>> START

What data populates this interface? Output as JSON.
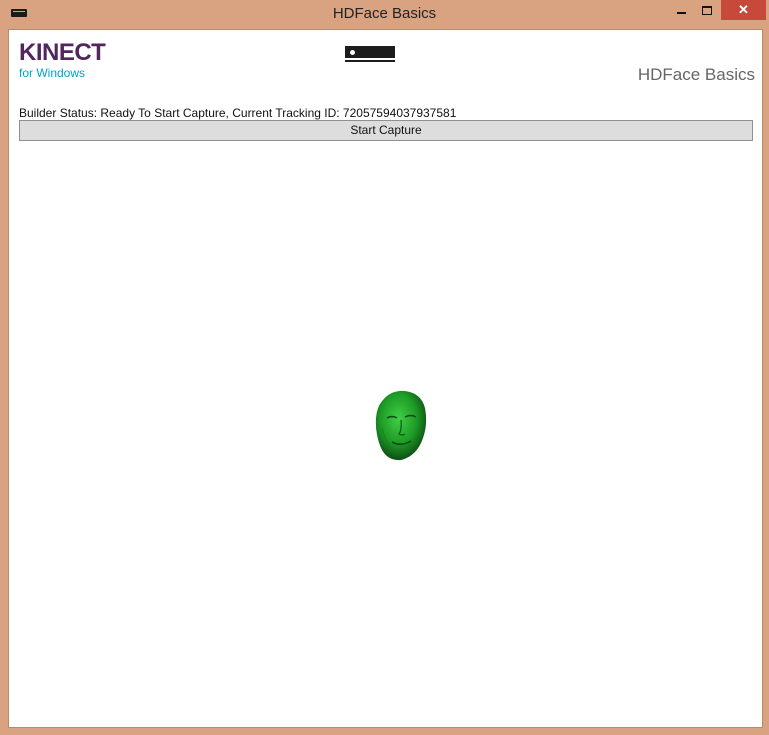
{
  "window": {
    "title": "HDFace Basics",
    "close_glyph": "✕"
  },
  "header": {
    "logo_main": "KINECT",
    "logo_sub": "for Windows",
    "app_title": "HDFace Basics",
    "sensor_icon": "kinect-sensor-icon"
  },
  "status": {
    "text": "Builder Status: Ready To Start Capture, Current Tracking ID: 72057594037937581"
  },
  "toolbar": {
    "capture_label": "Start Capture"
  },
  "colors": {
    "titlebar": "#d9a381",
    "brand_purple": "#52255d",
    "brand_cyan": "#00a3c4",
    "face_mesh": "#1fa32a"
  }
}
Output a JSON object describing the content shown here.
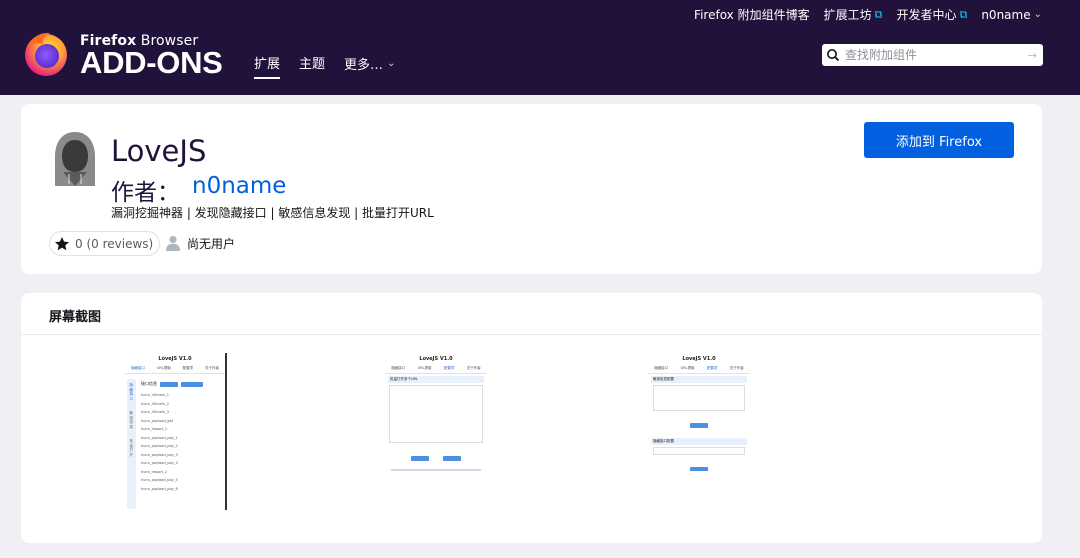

>> END

### Prompt
Quote the preceding records in their entirety, excluding every picture.

### Response to this task
What data populates this interface? Output as JSON.
{
  "window": {
    "title": "HDFace Basics",
    "close_glyph": "✕"
  },
  "header": {
    "logo_main": "KINECT",
    "logo_sub": "for Windows",
    "app_title": "HDFace Basics",
    "sensor_icon": "kinect-sensor-icon"
  },
  "status": {
    "text": "Builder Status: Ready To Start Capture, Current Tracking ID: 72057594037937581"
  },
  "toolbar": {
    "capture_label": "Start Capture"
  },
  "colors": {
    "titlebar": "#d9a381",
    "brand_purple": "#52255d",
    "brand_cyan": "#00a3c4",
    "face_mesh": "#1fa32a"
  }
}
Output a JSON object describing the content shown here.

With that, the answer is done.